▶ Written task: All of the lines below are to be transcribed faithfully, with pictures excluded from the copy.

▶ Task material:
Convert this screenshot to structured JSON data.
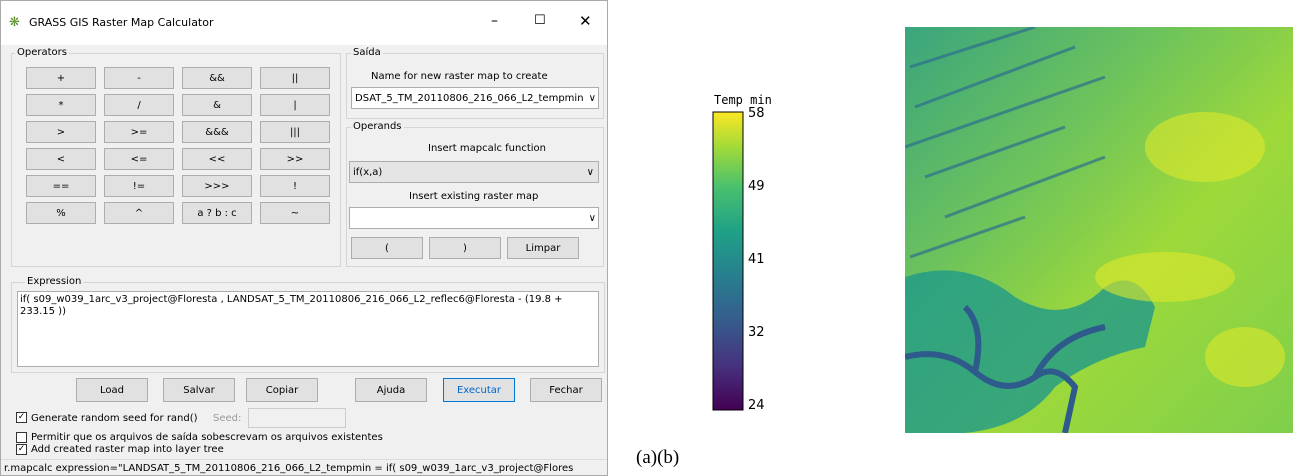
{
  "dialog": {
    "title": "GRASS GIS Raster Map Calculator",
    "operators": {
      "label": "Operators",
      "rows": [
        [
          "+",
          "-",
          "&&",
          "||"
        ],
        [
          "*",
          "/",
          "&",
          "|"
        ],
        [
          ">",
          ">=",
          "&&&",
          "|||"
        ],
        [
          "<",
          "<=",
          "<<",
          ">>"
        ],
        [
          "==",
          "!=",
          ">>>",
          "!"
        ],
        [
          "%",
          "^",
          "a ? b : c",
          "~"
        ]
      ]
    },
    "output": {
      "label": "Saída",
      "prompt": "Name for new raster map to create",
      "name": "DSAT_5_TM_20110806_216_066_L2_tempmin"
    },
    "operands": {
      "label": "Operands",
      "function_prompt": "Insert mapcalc function",
      "function": "if(x,a)",
      "map_prompt": "Insert existing raster map",
      "buttons": [
        "(",
        ")",
        "Limpar"
      ]
    },
    "expression": {
      "label": "Expression",
      "text": "if( s09_w039_1arc_v3_project@Floresta , LANDSAT_5_TM_20110806_216_066_L2_reflec6@Floresta - (19.8 + 233.15 ))"
    },
    "buttons": [
      "Load",
      "Salvar",
      "Copiar",
      "Ajuda",
      "Executar",
      "Fechar"
    ],
    "seed_check": "Generate random seed for rand()",
    "seed_label": "Seed:",
    "overwrite_check": "Permitir que os arquivos de saída sobescrevam os arquivos existentes",
    "add_check": "Add created raster map into layer tree",
    "status": "r.mapcalc expression=\"LANDSAT_5_TM_20110806_216_066_L2_tempmin = if( s09_w039_1arc_v3_project@Flores"
  },
  "colorbar": {
    "title": "Temp min",
    "labels": [
      "58",
      "49",
      "41",
      "32",
      "24"
    ]
  },
  "caption": "(a)(b)"
}
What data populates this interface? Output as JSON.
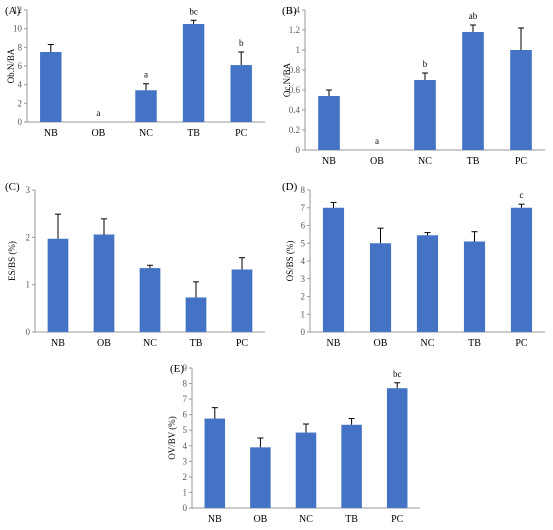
{
  "chart_data": [
    {
      "type": "bar",
      "panel_label": "(A)",
      "ylabel": "Ob.N/BA",
      "categories": [
        "NB",
        "OB",
        "NC",
        "TB",
        "PC"
      ],
      "values": [
        7.5,
        0,
        3.4,
        10.5,
        6.1
      ],
      "errors": [
        0.8,
        0,
        0.7,
        0.4,
        1.4
      ],
      "annotations": [
        "",
        "a",
        "a",
        "bc",
        "b"
      ],
      "ylim": [
        0,
        12
      ],
      "yticks": [
        0,
        2,
        4,
        6,
        8,
        10,
        12
      ],
      "ytick_labels": [
        "0",
        "2",
        "4",
        "6",
        "8",
        "10",
        "12"
      ],
      "bar_color": "#4472C4"
    },
    {
      "type": "bar",
      "panel_label": "(B)",
      "ylabel": "Oc.N/BA",
      "categories": [
        "NB",
        "OB",
        "NC",
        "TB",
        "PC"
      ],
      "values": [
        0.54,
        0,
        0.7,
        1.18,
        1.0
      ],
      "errors": [
        0.06,
        0,
        0.07,
        0.07,
        0.22
      ],
      "annotations": [
        "",
        "a",
        "b",
        "ab",
        ""
      ],
      "ylim": [
        0,
        1.4
      ],
      "yticks": [
        0,
        0.2,
        0.4,
        0.6,
        0.8,
        1.0,
        1.2,
        1.4
      ],
      "ytick_labels": [
        "0",
        "0.2",
        "0.4",
        "0.6",
        "0.8",
        "1",
        "1.2",
        "1.4"
      ],
      "bar_color": "#4472C4"
    },
    {
      "type": "bar",
      "panel_label": "(C)",
      "ylabel": "ES/BS (%)",
      "categories": [
        "NB",
        "OB",
        "NC",
        "TB",
        "PC"
      ],
      "values": [
        1.97,
        2.06,
        1.35,
        0.73,
        1.32
      ],
      "errors": [
        0.52,
        0.33,
        0.06,
        0.33,
        0.25
      ],
      "annotations": [
        "",
        "",
        "",
        "",
        ""
      ],
      "ylim": [
        0,
        3
      ],
      "yticks": [
        0,
        1,
        2,
        3
      ],
      "ytick_labels": [
        "0",
        "1",
        "2",
        "3"
      ],
      "bar_color": "#4472C4"
    },
    {
      "type": "bar",
      "panel_label": "(D)",
      "ylabel": "OS/BS (%)",
      "categories": [
        "NB",
        "OB",
        "NC",
        "TB",
        "PC"
      ],
      "values": [
        7.0,
        5.0,
        5.45,
        5.1,
        7.0
      ],
      "errors": [
        0.3,
        0.85,
        0.15,
        0.55,
        0.2
      ],
      "annotations": [
        "",
        "",
        "",
        "",
        "c"
      ],
      "ylim": [
        0,
        8
      ],
      "yticks": [
        0,
        1,
        2,
        3,
        4,
        5,
        6,
        7,
        8
      ],
      "ytick_labels": [
        "0",
        "1",
        "2",
        "3",
        "4",
        "5",
        "6",
        "7",
        "8"
      ],
      "bar_color": "#4472C4"
    },
    {
      "type": "bar",
      "panel_label": "(E)",
      "ylabel": "OV/BV (%)",
      "categories": [
        "NB",
        "OB",
        "NC",
        "TB",
        "PC"
      ],
      "values": [
        5.75,
        3.9,
        4.85,
        5.35,
        7.7
      ],
      "errors": [
        0.7,
        0.6,
        0.55,
        0.4,
        0.35
      ],
      "annotations": [
        "",
        "",
        "",
        "",
        "bc"
      ],
      "ylim": [
        0,
        9
      ],
      "yticks": [
        0,
        1,
        2,
        3,
        4,
        5,
        6,
        7,
        8,
        9
      ],
      "ytick_labels": [
        "0",
        "1",
        "2",
        "3",
        "4",
        "5",
        "6",
        "7",
        "8",
        "9"
      ],
      "bar_color": "#4472C4"
    }
  ]
}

▶ Written answer:
Convert this screenshot to structured JSON data.
{
  "dialog": {
    "title": "GRASS GIS Raster Map Calculator",
    "operators": {
      "label": "Operators",
      "rows": [
        [
          "+",
          "-",
          "&&",
          "||"
        ],
        [
          "*",
          "/",
          "&",
          "|"
        ],
        [
          ">",
          ">=",
          "&&&",
          "|||"
        ],
        [
          "<",
          "<=",
          "<<",
          ">>"
        ],
        [
          "==",
          "!=",
          ">>>",
          "!"
        ],
        [
          "%",
          "^",
          "a ? b : c",
          "~"
        ]
      ]
    },
    "output": {
      "label": "Saída",
      "prompt": "Name for new raster map to create",
      "name": "DSAT_5_TM_20110806_216_066_L2_tempmin"
    },
    "operands": {
      "label": "Operands",
      "function_prompt": "Insert mapcalc function",
      "function": "if(x,a)",
      "map_prompt": "Insert existing raster map",
      "buttons": [
        "(",
        ")",
        "Limpar"
      ]
    },
    "expression": {
      "label": "Expression",
      "text": "if( s09_w039_1arc_v3_project@Floresta , LANDSAT_5_TM_20110806_216_066_L2_reflec6@Floresta - (19.8 + 233.15 ))"
    },
    "buttons": [
      "Load",
      "Salvar",
      "Copiar",
      "Ajuda",
      "Executar",
      "Fechar"
    ],
    "seed_check": "Generate random seed for rand()",
    "seed_label": "Seed:",
    "overwrite_check": "Permitir que os arquivos de saída sobescrevam os arquivos existentes",
    "add_check": "Add created raster map into layer tree",
    "status": "r.mapcalc expression=\"LANDSAT_5_TM_20110806_216_066_L2_tempmin = if( s09_w039_1arc_v3_project@Flores"
  },
  "colorbar": {
    "title": "Temp min",
    "labels": [
      "58",
      "49",
      "41",
      "32",
      "24"
    ]
  },
  "caption": "(a)(b)"
}
What data populates this interface? Output as JSON.
{
  "chart_data": [
    {
      "type": "bar",
      "panel_label": "(A)",
      "ylabel": "Ob.N/BA",
      "categories": [
        "NB",
        "OB",
        "NC",
        "TB",
        "PC"
      ],
      "values": [
        7.5,
        0,
        3.4,
        10.5,
        6.1
      ],
      "errors": [
        0.8,
        0,
        0.7,
        0.4,
        1.4
      ],
      "annotations": [
        "",
        "a",
        "a",
        "bc",
        "b"
      ],
      "ylim": [
        0,
        12
      ],
      "yticks": [
        0,
        2,
        4,
        6,
        8,
        10,
        12
      ],
      "ytick_labels": [
        "0",
        "2",
        "4",
        "6",
        "8",
        "10",
        "12"
      ],
      "bar_color": "#4472C4"
    },
    {
      "type": "bar",
      "panel_label": "(B)",
      "ylabel": "Oc.N/BA",
      "categories": [
        "NB",
        "OB",
        "NC",
        "TB",
        "PC"
      ],
      "values": [
        0.54,
        0,
        0.7,
        1.18,
        1.0
      ],
      "errors": [
        0.06,
        0,
        0.07,
        0.07,
        0.22
      ],
      "annotations": [
        "",
        "a",
        "b",
        "ab",
        ""
      ],
      "ylim": [
        0,
        1.4
      ],
      "yticks": [
        0,
        0.2,
        0.4,
        0.6,
        0.8,
        1.0,
        1.2,
        1.4
      ],
      "ytick_labels": [
        "0",
        "0.2",
        "0.4",
        "0.6",
        "0.8",
        "1",
        "1.2",
        "1.4"
      ],
      "bar_color": "#4472C4"
    },
    {
      "type": "bar",
      "panel_label": "(C)",
      "ylabel": "ES/BS (%)",
      "categories": [
        "NB",
        "OB",
        "NC",
        "TB",
        "PC"
      ],
      "values": [
        1.97,
        2.06,
        1.35,
        0.73,
        1.32
      ],
      "errors": [
        0.52,
        0.33,
        0.06,
        0.33,
        0.25
      ],
      "annotations": [
        "",
        "",
        "",
        "",
        ""
      ],
      "ylim": [
        0,
        3
      ],
      "yticks": [
        0,
        1,
        2,
        3
      ],
      "ytick_labels": [
        "0",
        "1",
        "2",
        "3"
      ],
      "bar_color": "#4472C4"
    },
    {
      "type": "bar",
      "panel_label": "(D)",
      "ylabel": "OS/BS (%)",
      "categories": [
        "NB",
        "OB",
        "NC",
        "TB",
        "PC"
      ],
      "values": [
        7.0,
        5.0,
        5.45,
        5.1,
        7.0
      ],
      "errors": [
        0.3,
        0.85,
        0.15,
        0.55,
        0.2
      ],
      "annotations": [
        "",
        "",
        "",
        "",
        "c"
      ],
      "ylim": [
        0,
        8
      ],
      "yticks": [
        0,
        1,
        2,
        3,
        4,
        5,
        6,
        7,
        8
      ],
      "ytick_labels": [
        "0",
        "1",
        "2",
        "3",
        "4",
        "5",
        "6",
        "7",
        "8"
      ],
      "bar_color": "#4472C4"
    },
    {
      "type": "bar",
      "panel_label": "(E)",
      "ylabel": "OV/BV (%)",
      "categories": [
        "NB",
        "OB",
        "NC",
        "TB",
        "PC"
      ],
      "values": [
        5.75,
        3.9,
        4.85,
        5.35,
        7.7
      ],
      "errors": [
        0.7,
        0.6,
        0.55,
        0.4,
        0.35
      ],
      "annotations": [
        "",
        "",
        "",
        "",
        "bc"
      ],
      "ylim": [
        0,
        9
      ],
      "yticks": [
        0,
        1,
        2,
        3,
        4,
        5,
        6,
        7,
        8,
        9
      ],
      "ytick_labels": [
        "0",
        "1",
        "2",
        "3",
        "4",
        "5",
        "6",
        "7",
        "8",
        "9"
      ],
      "bar_color": "#4472C4"
    }
  ]
}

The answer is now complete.